Brief
Copy verbatim the stretch of the records below from the line containing "published-by-text: FlintFlow published" through the line containing "y-tick-label: 19,540.00 [1384, 216, 1435, 228]", with both of those lines included.

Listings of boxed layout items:
+---+

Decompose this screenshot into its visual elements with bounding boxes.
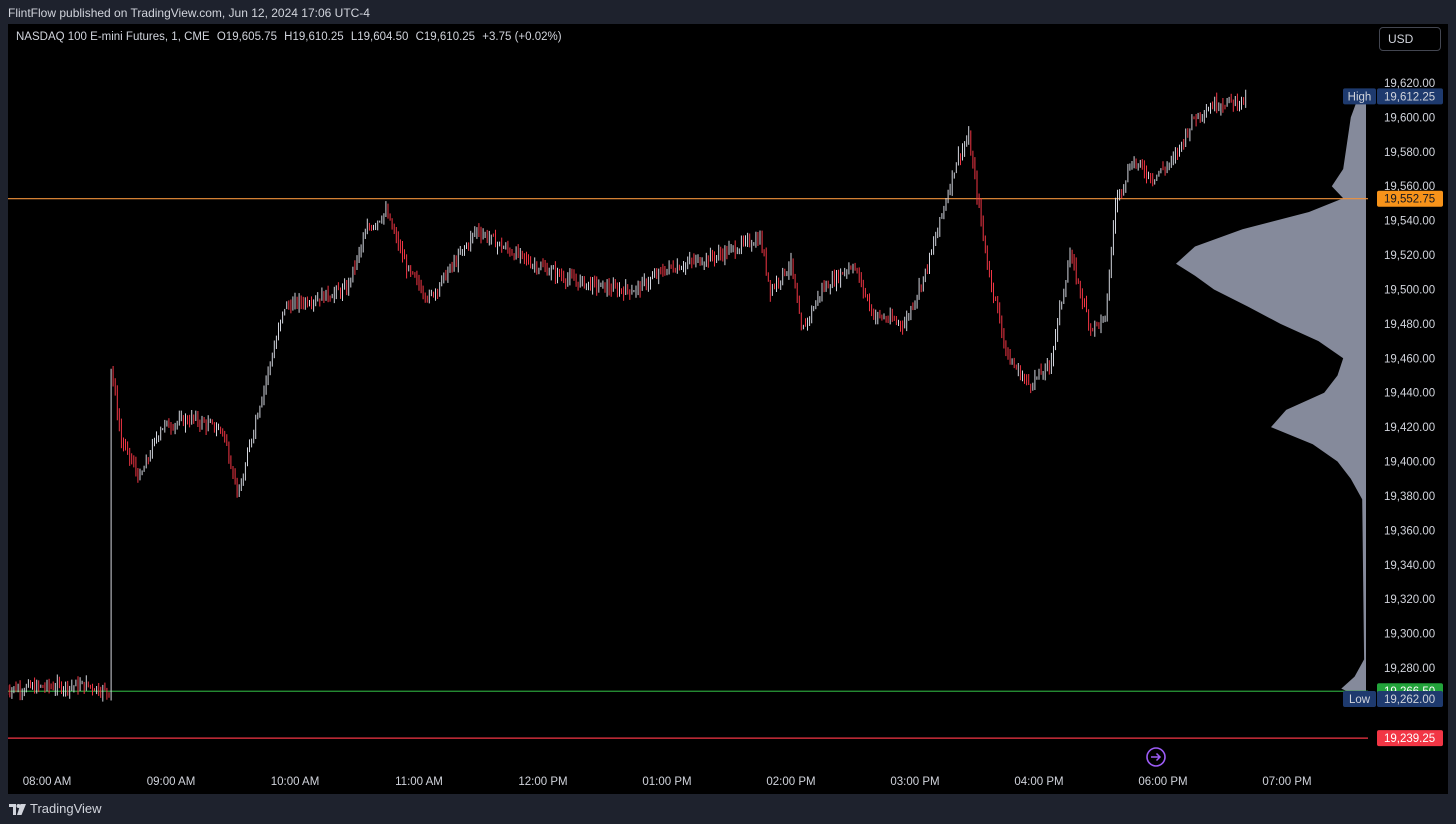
published-by-text: FlintFlow published on TradingView.com, … [8, 6, 370, 20]
y-tick-label: 19,620.00 [1384, 78, 1435, 90]
scroll-to-realtime-button[interactable] [1146, 747, 1166, 767]
volume-profile-shape [1176, 96, 1366, 696]
time-axis: 08:00 AM 09:00 AM 10:00 AM 11:00 AM 12:00 PM… [23, 776, 1312, 788]
chart-pane[interactable]: 19,620.00 19,600.00 19,580.00 19,560.00 19,5… [8, 24, 1448, 794]
high-side-label: High [1348, 91, 1372, 103]
y-tick-label: 19,540.00 [1384, 216, 1435, 228]
y-tick-label: 19,520.00 [1384, 250, 1435, 262]
high-price-label: 19,612.25 [1384, 91, 1435, 103]
x-tick-label: 11:00 AM [395, 776, 443, 788]
x-tick-label: 06:00 PM [1138, 776, 1187, 788]
y-tick-label: 19,480.00 [1384, 319, 1435, 331]
high-value: H19,610.25 [284, 31, 344, 43]
y-tick-label: 19,420.00 [1384, 422, 1435, 434]
low-value: L19,604.50 [350, 31, 409, 43]
x-tick-label: 04:00 PM [1014, 776, 1063, 788]
y-tick-label: 19,440.00 [1384, 388, 1435, 400]
open-value: O19,605.75 [216, 31, 277, 43]
y-tick-label: 19,400.00 [1384, 457, 1435, 469]
y-tick-label: 19,360.00 [1384, 525, 1435, 537]
low-side-label: Low [1349, 694, 1371, 706]
change-value: +3.75 (+0.02%) [482, 31, 562, 43]
x-tick-label: 10:00 AM [271, 776, 320, 788]
y-tick-label: 19,600.00 [1384, 112, 1435, 124]
orange-level-price-label: 19,552.75 [1384, 194, 1435, 206]
red-level-price-label: 19,239.25 [1384, 733, 1435, 745]
y-tick-label: 19,460.00 [1384, 353, 1435, 365]
tradingview-logo-icon [9, 804, 26, 815]
x-tick-label: 09:00 AM [147, 776, 196, 788]
symbol-name[interactable]: NASDAQ 100 E-mini Futures, 1, CME [16, 31, 210, 43]
x-tick-label: 03:00 PM [890, 776, 939, 788]
x-tick-label: 07:00 PM [1262, 776, 1311, 788]
y-tick-label: 19,500.00 [1384, 284, 1435, 296]
y-tick-label: 19,280.00 [1384, 663, 1435, 675]
currency-button[interactable]: USD [1379, 27, 1441, 51]
y-tick-label: 19,320.00 [1384, 594, 1435, 606]
footer-brand: TradingView [30, 801, 102, 816]
low-price-label: 19,262.00 [1384, 694, 1435, 706]
price-chart[interactable]: 19,620.0019,600.0019,580.0019,560.0019,5… [8, 24, 1448, 794]
chart-legend: NASDAQ 100 E-mini Futures, 1, CME O19,60… [16, 31, 562, 43]
y-tick-label: 19,300.00 [1384, 629, 1435, 641]
y-tick-label: 19,380.00 [1384, 491, 1435, 503]
arrow-right-icon [1151, 752, 1162, 762]
x-tick-label: 02:00 PM [766, 776, 815, 788]
horizontal-levels [8, 198, 1368, 739]
x-tick-label: 12:00 PM [518, 776, 567, 788]
price-axis: 19,620.0019,600.0019,580.0019,560.0019,5… [1384, 78, 1435, 675]
candles [8, 89, 1247, 702]
footer: TradingView [0, 796, 1456, 824]
volume-profile [1176, 96, 1366, 696]
x-tick-label: 01:00 PM [642, 776, 691, 788]
y-tick-label: 19,580.00 [1384, 147, 1435, 159]
close-value: C19,610.25 [415, 31, 476, 43]
y-tick-label: 19,340.00 [1384, 560, 1435, 572]
x-tick-label: 08:00 AM [23, 776, 72, 788]
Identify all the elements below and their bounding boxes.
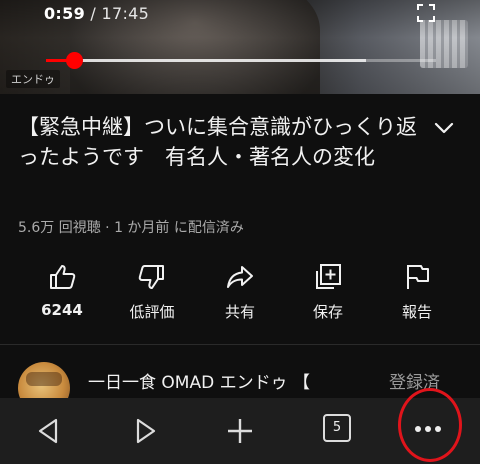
save-label: 保存 xyxy=(312,303,343,321)
back-triangle-icon[interactable] xyxy=(32,414,66,448)
save-button[interactable]: 保存 xyxy=(286,262,370,322)
channel-watermark: エンドゥ xyxy=(6,70,60,88)
video-meta: 5.6万 回視聴 · 1 か月前 に配信済み xyxy=(18,220,244,236)
current-time: 0:59 xyxy=(44,4,85,23)
thumbs-up-icon xyxy=(50,265,76,289)
channel-row[interactable]: 一日一食 OMAD エンドゥ 【 登録済 xyxy=(0,352,480,414)
like-button[interactable]: 6244 xyxy=(20,262,104,319)
like-count: 6244 xyxy=(41,301,83,319)
video-player[interactable]: 0:59 / 17:45 エンドゥ xyxy=(0,0,480,94)
plus-icon[interactable] xyxy=(223,414,257,448)
report-button[interactable]: 報告 xyxy=(375,262,459,322)
save-to-playlist-icon xyxy=(316,264,341,289)
fullscreen-icon[interactable] xyxy=(416,3,436,23)
forward-triangle-icon[interactable] xyxy=(128,414,162,448)
duration: 17:45 xyxy=(101,4,150,23)
section-divider xyxy=(0,344,480,345)
time-separator: / xyxy=(90,4,97,23)
video-title[interactable]: 【緊急中継】ついに集合意識がひっくり返ったようです 有名人・著名人の変化 xyxy=(18,112,426,172)
channel-name[interactable]: 一日一食 OMAD エンドゥ 【 xyxy=(88,368,310,393)
time-display: 0:59 / 17:45 xyxy=(44,4,149,23)
progress-scrubber[interactable] xyxy=(65,52,83,69)
action-bar: 6244 低評価 共有 保存 報告 xyxy=(0,262,480,332)
report-label: 報告 xyxy=(401,303,432,321)
dislike-button[interactable]: 低評価 xyxy=(110,262,194,322)
dislike-label: 低評価 xyxy=(129,303,175,321)
thumbs-down-icon xyxy=(138,265,164,289)
share-icon xyxy=(227,266,253,288)
progress-buffered xyxy=(46,59,366,62)
share-button[interactable]: 共有 xyxy=(198,262,282,322)
chevron-down-icon[interactable] xyxy=(433,120,455,136)
flag-icon xyxy=(407,265,429,289)
share-label: 共有 xyxy=(224,303,255,321)
highlight-circle-annotation xyxy=(398,388,462,462)
tab-count-button[interactable]: 5 xyxy=(323,414,351,442)
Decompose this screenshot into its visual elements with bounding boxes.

+---+

Result
published-by-text: FlintFlow published on TradingView.com, … [8, 6, 370, 20]
y-tick-label: 19,620.00 [1384, 78, 1435, 90]
scroll-to-realtime-button[interactable] [1146, 747, 1166, 767]
volume-profile-shape [1176, 96, 1366, 696]
time-axis: 08:00 AM 09:00 AM 10:00 AM 11:00 AM 12:00 PM… [23, 776, 1312, 788]
chart-pane[interactable]: 19,620.00 19,600.00 19,580.00 19,560.00 19,5… [8, 24, 1448, 794]
high-side-label: High [1348, 91, 1372, 103]
y-tick-label: 19,540.00 [1384, 216, 1435, 228]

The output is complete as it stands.